Entries provided>
START

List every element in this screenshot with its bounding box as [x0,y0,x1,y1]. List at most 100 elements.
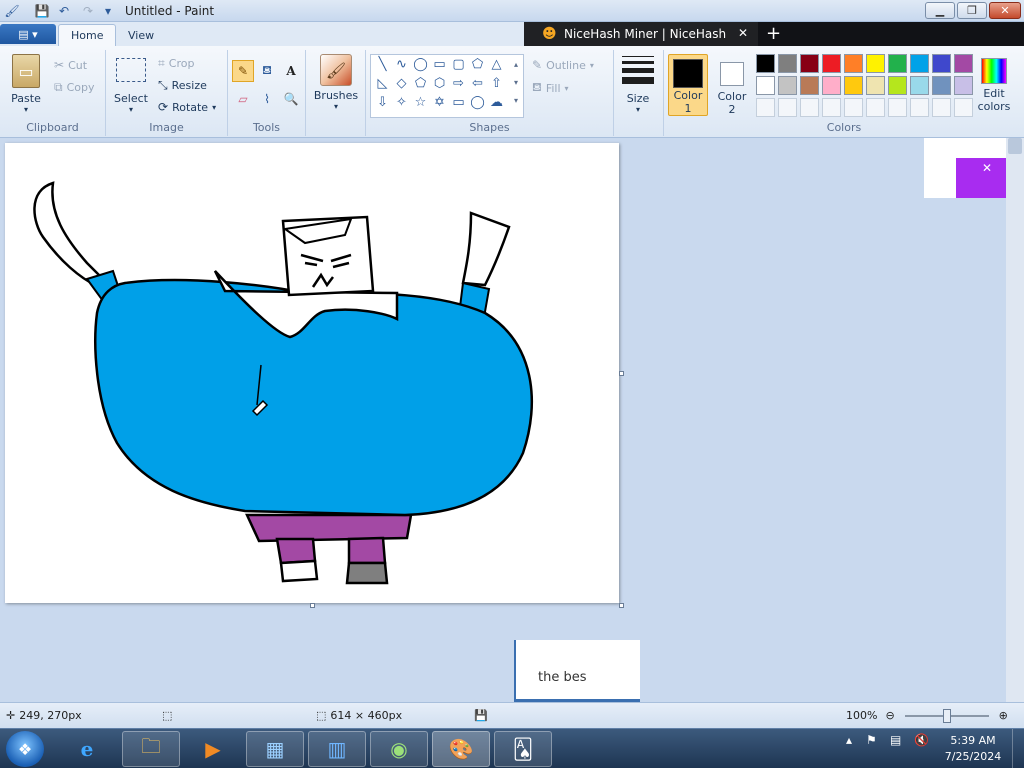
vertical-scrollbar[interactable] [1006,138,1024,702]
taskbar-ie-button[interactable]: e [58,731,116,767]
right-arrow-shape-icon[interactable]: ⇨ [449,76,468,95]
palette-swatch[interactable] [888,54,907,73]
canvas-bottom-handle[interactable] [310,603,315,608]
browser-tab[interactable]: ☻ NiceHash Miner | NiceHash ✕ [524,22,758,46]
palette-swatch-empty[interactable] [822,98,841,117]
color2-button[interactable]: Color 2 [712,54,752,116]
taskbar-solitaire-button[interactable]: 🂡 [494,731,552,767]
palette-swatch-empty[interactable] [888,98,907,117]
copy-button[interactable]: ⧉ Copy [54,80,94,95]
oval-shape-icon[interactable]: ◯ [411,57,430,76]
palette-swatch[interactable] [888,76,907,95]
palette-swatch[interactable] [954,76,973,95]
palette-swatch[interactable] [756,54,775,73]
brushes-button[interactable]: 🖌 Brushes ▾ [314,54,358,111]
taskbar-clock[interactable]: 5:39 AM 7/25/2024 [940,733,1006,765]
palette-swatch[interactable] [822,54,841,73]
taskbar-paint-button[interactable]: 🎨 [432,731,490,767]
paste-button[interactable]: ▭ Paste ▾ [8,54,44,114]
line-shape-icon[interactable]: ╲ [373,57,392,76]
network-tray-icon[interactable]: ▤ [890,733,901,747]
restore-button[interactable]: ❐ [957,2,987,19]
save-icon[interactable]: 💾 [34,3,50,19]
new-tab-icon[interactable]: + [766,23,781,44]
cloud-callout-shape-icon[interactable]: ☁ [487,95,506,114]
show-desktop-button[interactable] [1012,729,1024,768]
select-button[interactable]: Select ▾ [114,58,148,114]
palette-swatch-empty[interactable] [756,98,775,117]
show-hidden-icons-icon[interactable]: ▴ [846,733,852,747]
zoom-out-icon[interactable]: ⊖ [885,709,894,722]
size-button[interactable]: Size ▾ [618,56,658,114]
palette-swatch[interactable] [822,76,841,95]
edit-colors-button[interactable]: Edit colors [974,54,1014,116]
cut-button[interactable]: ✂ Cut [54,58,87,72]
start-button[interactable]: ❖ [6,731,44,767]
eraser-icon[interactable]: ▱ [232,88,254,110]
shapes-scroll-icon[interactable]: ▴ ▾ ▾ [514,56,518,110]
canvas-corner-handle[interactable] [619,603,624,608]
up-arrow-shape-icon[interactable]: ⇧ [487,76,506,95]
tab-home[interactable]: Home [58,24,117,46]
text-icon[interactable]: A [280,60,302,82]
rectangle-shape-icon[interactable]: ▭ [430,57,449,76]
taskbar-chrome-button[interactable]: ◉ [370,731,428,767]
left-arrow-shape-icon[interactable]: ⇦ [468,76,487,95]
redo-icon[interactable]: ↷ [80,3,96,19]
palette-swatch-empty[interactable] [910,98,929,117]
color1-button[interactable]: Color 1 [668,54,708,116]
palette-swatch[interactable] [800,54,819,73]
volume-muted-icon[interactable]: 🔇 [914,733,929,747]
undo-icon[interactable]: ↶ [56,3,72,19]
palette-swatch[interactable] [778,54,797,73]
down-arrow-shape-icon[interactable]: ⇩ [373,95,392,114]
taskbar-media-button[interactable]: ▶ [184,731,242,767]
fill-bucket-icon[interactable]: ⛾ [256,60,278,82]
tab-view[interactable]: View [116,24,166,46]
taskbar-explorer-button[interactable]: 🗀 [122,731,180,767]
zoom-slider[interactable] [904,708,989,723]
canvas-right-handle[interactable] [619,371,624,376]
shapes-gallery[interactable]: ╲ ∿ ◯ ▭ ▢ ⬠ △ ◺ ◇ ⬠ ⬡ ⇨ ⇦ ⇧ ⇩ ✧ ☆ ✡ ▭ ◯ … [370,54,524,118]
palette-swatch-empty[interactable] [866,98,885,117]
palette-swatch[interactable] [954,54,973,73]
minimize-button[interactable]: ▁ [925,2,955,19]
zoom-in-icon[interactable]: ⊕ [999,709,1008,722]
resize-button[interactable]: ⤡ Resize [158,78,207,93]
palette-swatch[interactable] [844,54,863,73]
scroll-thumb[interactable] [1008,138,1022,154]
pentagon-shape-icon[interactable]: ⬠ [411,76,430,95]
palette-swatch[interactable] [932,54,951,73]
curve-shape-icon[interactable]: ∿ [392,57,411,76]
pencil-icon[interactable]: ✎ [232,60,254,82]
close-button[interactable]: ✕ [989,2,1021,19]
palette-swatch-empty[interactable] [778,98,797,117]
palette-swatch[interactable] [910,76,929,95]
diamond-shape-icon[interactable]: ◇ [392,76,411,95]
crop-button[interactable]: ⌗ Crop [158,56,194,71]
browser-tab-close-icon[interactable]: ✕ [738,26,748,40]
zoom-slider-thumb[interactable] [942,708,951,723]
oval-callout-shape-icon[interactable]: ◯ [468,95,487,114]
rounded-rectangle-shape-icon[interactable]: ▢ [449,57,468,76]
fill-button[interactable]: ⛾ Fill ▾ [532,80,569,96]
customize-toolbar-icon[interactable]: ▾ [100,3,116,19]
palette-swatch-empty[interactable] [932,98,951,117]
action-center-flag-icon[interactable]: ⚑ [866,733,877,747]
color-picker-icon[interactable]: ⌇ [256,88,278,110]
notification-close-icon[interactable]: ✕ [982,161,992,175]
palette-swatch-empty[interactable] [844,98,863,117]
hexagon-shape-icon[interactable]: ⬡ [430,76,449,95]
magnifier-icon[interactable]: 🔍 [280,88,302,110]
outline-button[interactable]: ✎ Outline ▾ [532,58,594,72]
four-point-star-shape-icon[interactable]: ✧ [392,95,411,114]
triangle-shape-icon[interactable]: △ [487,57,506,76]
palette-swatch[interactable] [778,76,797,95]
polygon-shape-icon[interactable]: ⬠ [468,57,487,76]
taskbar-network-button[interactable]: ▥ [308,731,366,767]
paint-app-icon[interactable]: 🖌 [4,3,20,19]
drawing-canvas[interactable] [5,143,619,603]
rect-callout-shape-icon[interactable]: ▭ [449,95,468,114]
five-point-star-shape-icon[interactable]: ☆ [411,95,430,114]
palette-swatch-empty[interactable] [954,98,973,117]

END
START

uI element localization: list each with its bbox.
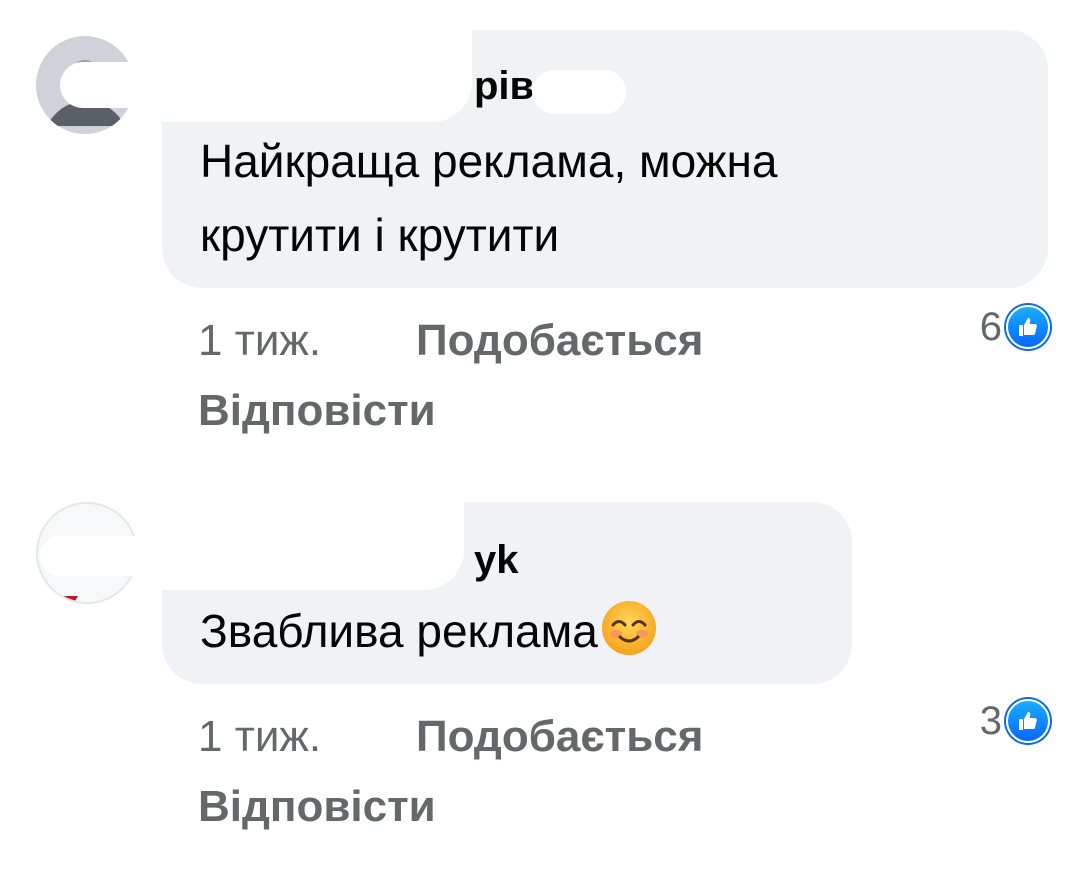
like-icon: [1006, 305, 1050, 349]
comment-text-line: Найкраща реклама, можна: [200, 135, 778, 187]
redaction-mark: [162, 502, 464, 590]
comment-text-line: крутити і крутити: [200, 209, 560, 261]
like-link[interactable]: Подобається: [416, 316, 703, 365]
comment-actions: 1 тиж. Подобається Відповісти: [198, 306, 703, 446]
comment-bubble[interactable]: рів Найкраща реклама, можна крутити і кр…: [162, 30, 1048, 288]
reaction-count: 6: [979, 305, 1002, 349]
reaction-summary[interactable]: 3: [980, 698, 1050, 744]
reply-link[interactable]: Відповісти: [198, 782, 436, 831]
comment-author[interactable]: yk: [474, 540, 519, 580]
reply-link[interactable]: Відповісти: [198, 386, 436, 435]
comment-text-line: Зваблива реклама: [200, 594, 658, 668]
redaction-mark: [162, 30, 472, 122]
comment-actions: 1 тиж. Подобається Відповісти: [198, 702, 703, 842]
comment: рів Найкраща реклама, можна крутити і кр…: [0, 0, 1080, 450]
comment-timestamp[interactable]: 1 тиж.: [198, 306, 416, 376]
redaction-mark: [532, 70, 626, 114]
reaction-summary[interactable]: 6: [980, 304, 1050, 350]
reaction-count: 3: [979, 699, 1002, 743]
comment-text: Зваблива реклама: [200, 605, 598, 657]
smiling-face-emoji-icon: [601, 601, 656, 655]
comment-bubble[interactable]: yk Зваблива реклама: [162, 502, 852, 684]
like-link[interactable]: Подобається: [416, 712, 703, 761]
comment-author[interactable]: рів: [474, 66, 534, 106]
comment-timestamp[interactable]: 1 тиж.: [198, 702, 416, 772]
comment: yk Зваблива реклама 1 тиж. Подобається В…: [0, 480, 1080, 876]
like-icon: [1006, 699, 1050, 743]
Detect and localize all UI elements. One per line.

END

Short exercise>
Output the lines as a Markdown table with the columns Row and Line, numbering each line and leaving out blank ones. Begin at the line that contains "like-icon: [1006, 305, 1050, 349]", and stop after the line that contains "like-link[interactable]: Подобається: [416, 316, 703, 365]".

Response to the task>
| Row | Line |
|---|---|
| 1 | like-icon: [1006, 305, 1050, 349] |
| 2 | comment-text-line: Найкраща реклама, можна: [200, 135, 778, 187] |
| 3 | redaction-mark: [162, 502, 464, 590] |
| 4 | comment-text-line: крутити і крутити: [200, 209, 560, 261] |
| 5 | like-link[interactable]: Подобається: [416, 316, 703, 365] |